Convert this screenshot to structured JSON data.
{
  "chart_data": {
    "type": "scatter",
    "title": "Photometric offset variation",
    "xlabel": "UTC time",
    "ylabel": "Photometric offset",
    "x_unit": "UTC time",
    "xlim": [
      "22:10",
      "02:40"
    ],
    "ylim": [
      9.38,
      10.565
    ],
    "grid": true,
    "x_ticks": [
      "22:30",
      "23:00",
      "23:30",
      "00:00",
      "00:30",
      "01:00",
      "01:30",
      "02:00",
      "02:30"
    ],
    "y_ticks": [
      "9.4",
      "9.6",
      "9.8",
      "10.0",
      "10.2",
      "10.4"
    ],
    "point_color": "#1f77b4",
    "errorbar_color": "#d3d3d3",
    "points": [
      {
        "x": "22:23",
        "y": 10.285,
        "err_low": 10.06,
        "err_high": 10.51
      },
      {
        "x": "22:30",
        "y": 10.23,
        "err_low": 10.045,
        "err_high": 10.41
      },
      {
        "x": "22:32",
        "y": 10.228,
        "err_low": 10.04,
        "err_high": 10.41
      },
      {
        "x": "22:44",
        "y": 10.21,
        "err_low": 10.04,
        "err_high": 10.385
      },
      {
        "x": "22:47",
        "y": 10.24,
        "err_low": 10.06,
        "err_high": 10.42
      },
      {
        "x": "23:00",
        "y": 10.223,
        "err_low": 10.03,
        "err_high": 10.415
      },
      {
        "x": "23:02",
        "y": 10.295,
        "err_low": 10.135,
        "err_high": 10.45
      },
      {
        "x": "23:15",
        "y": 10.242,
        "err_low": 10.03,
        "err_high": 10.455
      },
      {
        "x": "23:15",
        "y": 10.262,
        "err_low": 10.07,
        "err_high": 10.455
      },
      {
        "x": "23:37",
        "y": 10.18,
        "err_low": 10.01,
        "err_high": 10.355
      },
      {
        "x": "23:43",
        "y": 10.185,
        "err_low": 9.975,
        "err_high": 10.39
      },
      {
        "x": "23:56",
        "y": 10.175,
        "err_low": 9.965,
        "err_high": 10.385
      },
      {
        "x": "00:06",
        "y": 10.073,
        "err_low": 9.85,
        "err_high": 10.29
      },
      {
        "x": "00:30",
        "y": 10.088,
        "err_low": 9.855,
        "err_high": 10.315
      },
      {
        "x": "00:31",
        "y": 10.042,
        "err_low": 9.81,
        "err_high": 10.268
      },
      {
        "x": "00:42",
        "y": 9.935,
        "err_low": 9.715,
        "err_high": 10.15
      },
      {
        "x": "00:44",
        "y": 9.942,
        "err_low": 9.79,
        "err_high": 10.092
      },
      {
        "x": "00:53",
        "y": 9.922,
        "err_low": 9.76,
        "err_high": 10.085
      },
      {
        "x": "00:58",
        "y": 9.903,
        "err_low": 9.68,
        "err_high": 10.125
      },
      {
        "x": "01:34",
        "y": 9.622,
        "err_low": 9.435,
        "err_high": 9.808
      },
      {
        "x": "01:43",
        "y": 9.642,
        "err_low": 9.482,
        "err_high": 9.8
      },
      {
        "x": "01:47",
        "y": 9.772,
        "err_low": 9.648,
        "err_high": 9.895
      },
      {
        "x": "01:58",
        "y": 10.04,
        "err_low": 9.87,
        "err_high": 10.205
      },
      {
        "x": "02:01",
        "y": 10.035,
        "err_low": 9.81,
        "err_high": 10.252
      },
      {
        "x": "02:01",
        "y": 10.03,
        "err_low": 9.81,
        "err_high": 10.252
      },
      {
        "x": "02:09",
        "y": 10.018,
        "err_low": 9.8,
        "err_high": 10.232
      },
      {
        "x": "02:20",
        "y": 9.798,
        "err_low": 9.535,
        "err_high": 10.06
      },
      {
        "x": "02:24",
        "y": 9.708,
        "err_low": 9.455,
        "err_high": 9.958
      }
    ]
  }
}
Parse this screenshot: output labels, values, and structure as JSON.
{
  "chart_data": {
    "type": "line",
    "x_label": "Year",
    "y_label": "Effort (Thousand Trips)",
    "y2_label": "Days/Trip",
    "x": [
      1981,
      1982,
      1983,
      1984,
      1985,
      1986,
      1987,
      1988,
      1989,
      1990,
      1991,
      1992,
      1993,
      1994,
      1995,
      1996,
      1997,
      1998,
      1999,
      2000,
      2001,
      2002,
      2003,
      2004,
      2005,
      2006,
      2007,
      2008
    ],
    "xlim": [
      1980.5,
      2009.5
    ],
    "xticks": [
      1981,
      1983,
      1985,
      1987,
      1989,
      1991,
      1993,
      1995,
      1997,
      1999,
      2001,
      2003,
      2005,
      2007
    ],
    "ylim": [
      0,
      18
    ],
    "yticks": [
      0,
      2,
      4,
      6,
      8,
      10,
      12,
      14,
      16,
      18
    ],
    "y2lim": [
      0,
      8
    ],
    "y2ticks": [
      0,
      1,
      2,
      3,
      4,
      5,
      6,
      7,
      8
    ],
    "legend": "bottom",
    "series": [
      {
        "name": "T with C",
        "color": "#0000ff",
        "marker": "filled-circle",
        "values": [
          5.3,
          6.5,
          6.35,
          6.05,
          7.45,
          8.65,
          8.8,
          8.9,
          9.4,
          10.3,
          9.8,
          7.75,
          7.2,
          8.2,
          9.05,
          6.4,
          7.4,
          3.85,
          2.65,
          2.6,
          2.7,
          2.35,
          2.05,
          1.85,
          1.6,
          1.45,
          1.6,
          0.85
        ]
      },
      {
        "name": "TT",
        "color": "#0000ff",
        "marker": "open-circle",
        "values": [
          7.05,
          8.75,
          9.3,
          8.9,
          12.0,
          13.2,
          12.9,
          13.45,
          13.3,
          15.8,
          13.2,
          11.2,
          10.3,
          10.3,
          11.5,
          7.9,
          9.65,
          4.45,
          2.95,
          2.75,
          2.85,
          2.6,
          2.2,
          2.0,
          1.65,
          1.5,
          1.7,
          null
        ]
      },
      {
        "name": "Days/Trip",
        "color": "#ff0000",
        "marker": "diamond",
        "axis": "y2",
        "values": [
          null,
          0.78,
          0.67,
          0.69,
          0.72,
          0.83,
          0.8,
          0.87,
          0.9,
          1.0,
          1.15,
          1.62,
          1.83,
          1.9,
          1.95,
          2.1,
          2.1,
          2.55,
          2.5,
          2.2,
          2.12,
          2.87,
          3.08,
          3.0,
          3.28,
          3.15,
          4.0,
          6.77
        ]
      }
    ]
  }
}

Task details:
Repeat the data precisely, line by line.

Written reply:
Convert this screenshot to structured JSON data.
{
  "chart_data": {
    "type": "scatter",
    "title": "Photometric offset variation",
    "xlabel": "UTC time",
    "ylabel": "Photometric offset",
    "x_unit": "UTC time",
    "xlim": [
      "22:10",
      "02:40"
    ],
    "ylim": [
      9.38,
      10.565
    ],
    "grid": true,
    "x_ticks": [
      "22:30",
      "23:00",
      "23:30",
      "00:00",
      "00:30",
      "01:00",
      "01:30",
      "02:00",
      "02:30"
    ],
    "y_ticks": [
      "9.4",
      "9.6",
      "9.8",
      "10.0",
      "10.2",
      "10.4"
    ],
    "point_color": "#1f77b4",
    "errorbar_color": "#d3d3d3",
    "points": [
      {
        "x": "22:23",
        "y": 10.285,
        "err_low": 10.06,
        "err_high": 10.51
      },
      {
        "x": "22:30",
        "y": 10.23,
        "err_low": 10.045,
        "err_high": 10.41
      },
      {
        "x": "22:32",
        "y": 10.228,
        "err_low": 10.04,
        "err_high": 10.41
      },
      {
        "x": "22:44",
        "y": 10.21,
        "err_low": 10.04,
        "err_high": 10.385
      },
      {
        "x": "22:47",
        "y": 10.24,
        "err_low": 10.06,
        "err_high": 10.42
      },
      {
        "x": "23:00",
        "y": 10.223,
        "err_low": 10.03,
        "err_high": 10.415
      },
      {
        "x": "23:02",
        "y": 10.295,
        "err_low": 10.135,
        "err_high": 10.45
      },
      {
        "x": "23:15",
        "y": 10.242,
        "err_low": 10.03,
        "err_high": 10.455
      },
      {
        "x": "23:15",
        "y": 10.262,
        "err_low": 10.07,
        "err_high": 10.455
      },
      {
        "x": "23:37",
        "y": 10.18,
        "err_low": 10.01,
        "err_high": 10.355
      },
      {
        "x": "23:43",
        "y": 10.185,
        "err_low": 9.975,
        "err_high": 10.39
      },
      {
        "x": "23:56",
        "y": 10.175,
        "err_low": 9.965,
        "err_high": 10.385
      },
      {
        "x": "00:06",
        "y": 10.073,
        "err_low": 9.85,
        "err_high": 10.29
      },
      {
        "x": "00:30",
        "y": 10.088,
        "err_low": 9.855,
        "err_high": 10.315
      },
      {
        "x": "00:31",
        "y": 10.042,
        "err_low": 9.81,
        "err_high": 10.268
      },
      {
        "x": "00:42",
        "y": 9.935,
        "err_low": 9.715,
        "err_high": 10.15
      },
      {
        "x": "00:44",
        "y": 9.942,
        "err_low": 9.79,
        "err_high": 10.092
      },
      {
        "x": "00:53",
        "y": 9.922,
        "err_low": 9.76,
        "err_high": 10.085
      },
      {
        "x": "00:58",
        "y": 9.903,
        "err_low": 9.68,
        "err_high": 10.125
      },
      {
        "x": "01:34",
        "y": 9.622,
        "err_low": 9.435,
        "err_high": 9.808
      },
      {
        "x": "01:43",
        "y": 9.642,
        "err_low": 9.482,
        "err_high": 9.8
      },
      {
        "x": "01:47",
        "y": 9.772,
        "err_low": 9.648,
        "err_high": 9.895
      },
      {
        "x": "01:58",
        "y": 10.04,
        "err_low": 9.87,
        "err_high": 10.205
      },
      {
        "x": "02:01",
        "y": 10.035,
        "err_low": 9.81,
        "err_high": 10.252
      },
      {
        "x": "02:01",
        "y": 10.03,
        "err_low": 9.81,
        "err_high": 10.252
      },
      {
        "x": "02:09",
        "y": 10.018,
        "err_low": 9.8,
        "err_high": 10.232
      },
      {
        "x": "02:20",
        "y": 9.798,
        "err_low": 9.535,
        "err_high": 10.06
      },
      {
        "x": "02:24",
        "y": 9.708,
        "err_low": 9.455,
        "err_high": 9.958
      }
    ]
  }
}
Parse this screenshot: output labels, values, and structure as JSON.
{
  "chart_data": {
    "type": "line",
    "x_label": "Year",
    "y_label": "Effort (Thousand Trips)",
    "y2_label": "Days/Trip",
    "x": [
      1981,
      1982,
      1983,
      1984,
      1985,
      1986,
      1987,
      1988,
      1989,
      1990,
      1991,
      1992,
      1993,
      1994,
      1995,
      1996,
      1997,
      1998,
      1999,
      2000,
      2001,
      2002,
      2003,
      2004,
      2005,
      2006,
      2007,
      2008
    ],
    "xlim": [
      1980.5,
      2009.5
    ],
    "xticks": [
      1981,
      1983,
      1985,
      1987,
      1989,
      1991,
      1993,
      1995,
      1997,
      1999,
      2001,
      2003,
      2005,
      2007
    ],
    "ylim": [
      0,
      18
    ],
    "yticks": [
      0,
      2,
      4,
      6,
      8,
      10,
      12,
      14,
      16,
      18
    ],
    "y2lim": [
      0,
      8
    ],
    "y2ticks": [
      0,
      1,
      2,
      3,
      4,
      5,
      6,
      7,
      8
    ],
    "legend": "bottom",
    "series": [
      {
        "name": "T with C",
        "color": "#0000ff",
        "marker": "filled-circle",
        "values": [
          5.3,
          6.5,
          6.35,
          6.05,
          7.45,
          8.65,
          8.8,
          8.9,
          9.4,
          10.3,
          9.8,
          7.75,
          7.2,
          8.2,
          9.05,
          6.4,
          7.4,
          3.85,
          2.65,
          2.6,
          2.7,
          2.35,
          2.05,
          1.85,
          1.6,
          1.45,
          1.6,
          0.85
        ]
      },
      {
        "name": "TT",
        "color": "#0000ff",
        "marker": "open-circle",
        "values": [
          7.05,
          8.75,
          9.3,
          8.9,
          12.0,
          13.2,
          12.9,
          13.45,
          13.3,
          15.8,
          13.2,
          11.2,
          10.3,
          10.3,
          11.5,
          7.9,
          9.65,
          4.45,
          2.95,
          2.75,
          2.85,
          2.6,
          2.2,
          2.0,
          1.65,
          1.5,
          1.7,
          null
        ]
      },
      {
        "name": "Days/Trip",
        "color": "#ff0000",
        "marker": "diamond",
        "axis": "y2",
        "values": [
          null,
          0.78,
          0.67,
          0.69,
          0.72,
          0.83,
          0.8,
          0.87,
          0.9,
          1.0,
          1.15,
          1.62,
          1.83,
          1.9,
          1.95,
          2.1,
          2.1,
          2.55,
          2.5,
          2.2,
          2.12,
          2.87,
          3.08,
          3.0,
          3.28,
          3.15,
          4.0,
          6.77
        ]
      }
    ]
  }
}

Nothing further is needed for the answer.